◆ What to produce: Pull each line holding "Observação" out of the entries below.
— begin —
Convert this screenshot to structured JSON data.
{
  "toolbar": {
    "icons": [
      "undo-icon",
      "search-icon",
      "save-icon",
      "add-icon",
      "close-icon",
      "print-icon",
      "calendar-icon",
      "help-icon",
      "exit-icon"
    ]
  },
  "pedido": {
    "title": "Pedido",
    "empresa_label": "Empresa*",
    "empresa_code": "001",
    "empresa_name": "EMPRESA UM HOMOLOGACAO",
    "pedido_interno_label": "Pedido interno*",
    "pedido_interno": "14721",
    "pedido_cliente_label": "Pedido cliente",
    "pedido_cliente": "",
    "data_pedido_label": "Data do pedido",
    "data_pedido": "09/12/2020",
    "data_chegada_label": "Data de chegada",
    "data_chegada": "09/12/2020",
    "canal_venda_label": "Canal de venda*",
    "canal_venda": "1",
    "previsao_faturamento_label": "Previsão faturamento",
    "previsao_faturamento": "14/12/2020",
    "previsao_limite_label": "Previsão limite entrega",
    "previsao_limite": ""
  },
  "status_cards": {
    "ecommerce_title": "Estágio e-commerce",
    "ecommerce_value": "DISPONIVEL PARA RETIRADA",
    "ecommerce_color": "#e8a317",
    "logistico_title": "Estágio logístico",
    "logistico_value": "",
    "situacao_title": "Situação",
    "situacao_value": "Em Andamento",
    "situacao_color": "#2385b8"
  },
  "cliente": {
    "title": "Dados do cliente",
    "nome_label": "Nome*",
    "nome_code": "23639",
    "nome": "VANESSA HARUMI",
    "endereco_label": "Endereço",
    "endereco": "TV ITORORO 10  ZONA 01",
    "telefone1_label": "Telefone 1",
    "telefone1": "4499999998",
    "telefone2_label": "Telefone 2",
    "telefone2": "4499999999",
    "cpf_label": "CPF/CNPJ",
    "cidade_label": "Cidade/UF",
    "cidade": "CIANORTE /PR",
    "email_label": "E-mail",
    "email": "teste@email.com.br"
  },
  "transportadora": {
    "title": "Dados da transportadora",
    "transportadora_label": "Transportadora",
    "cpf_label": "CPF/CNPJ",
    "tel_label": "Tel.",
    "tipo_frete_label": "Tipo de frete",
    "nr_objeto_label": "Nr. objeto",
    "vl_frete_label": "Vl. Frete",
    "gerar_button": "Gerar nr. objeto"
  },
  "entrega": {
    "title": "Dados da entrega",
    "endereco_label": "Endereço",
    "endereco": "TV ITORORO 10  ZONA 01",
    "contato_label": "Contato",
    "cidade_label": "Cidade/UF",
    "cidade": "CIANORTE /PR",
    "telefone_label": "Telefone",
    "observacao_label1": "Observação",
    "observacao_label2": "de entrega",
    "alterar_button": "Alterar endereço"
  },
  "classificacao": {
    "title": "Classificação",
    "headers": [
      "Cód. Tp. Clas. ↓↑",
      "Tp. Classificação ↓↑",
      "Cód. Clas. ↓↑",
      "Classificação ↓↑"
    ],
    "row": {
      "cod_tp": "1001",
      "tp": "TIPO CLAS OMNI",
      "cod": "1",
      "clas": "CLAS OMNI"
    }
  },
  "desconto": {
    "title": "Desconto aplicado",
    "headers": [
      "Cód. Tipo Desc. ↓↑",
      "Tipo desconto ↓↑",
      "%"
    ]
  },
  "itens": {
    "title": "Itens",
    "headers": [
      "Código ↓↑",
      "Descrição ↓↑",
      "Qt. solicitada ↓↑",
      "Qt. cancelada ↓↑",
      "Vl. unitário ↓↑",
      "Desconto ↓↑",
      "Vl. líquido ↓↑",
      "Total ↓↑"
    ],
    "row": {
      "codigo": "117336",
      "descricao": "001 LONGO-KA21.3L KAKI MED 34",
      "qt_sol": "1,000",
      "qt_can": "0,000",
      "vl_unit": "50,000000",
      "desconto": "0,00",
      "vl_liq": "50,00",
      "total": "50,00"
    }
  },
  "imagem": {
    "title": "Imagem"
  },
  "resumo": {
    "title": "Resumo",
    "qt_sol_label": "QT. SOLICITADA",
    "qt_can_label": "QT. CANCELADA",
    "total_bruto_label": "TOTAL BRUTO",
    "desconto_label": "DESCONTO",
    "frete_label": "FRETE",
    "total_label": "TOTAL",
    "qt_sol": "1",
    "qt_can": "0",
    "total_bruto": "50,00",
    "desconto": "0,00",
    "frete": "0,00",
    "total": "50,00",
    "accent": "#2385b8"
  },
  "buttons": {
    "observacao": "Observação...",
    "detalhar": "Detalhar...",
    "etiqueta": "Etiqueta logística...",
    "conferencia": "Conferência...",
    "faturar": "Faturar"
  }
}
— end —
◆ Response to this task:
    "observacao_label1": "Observação",
    "observacao": "Observação...",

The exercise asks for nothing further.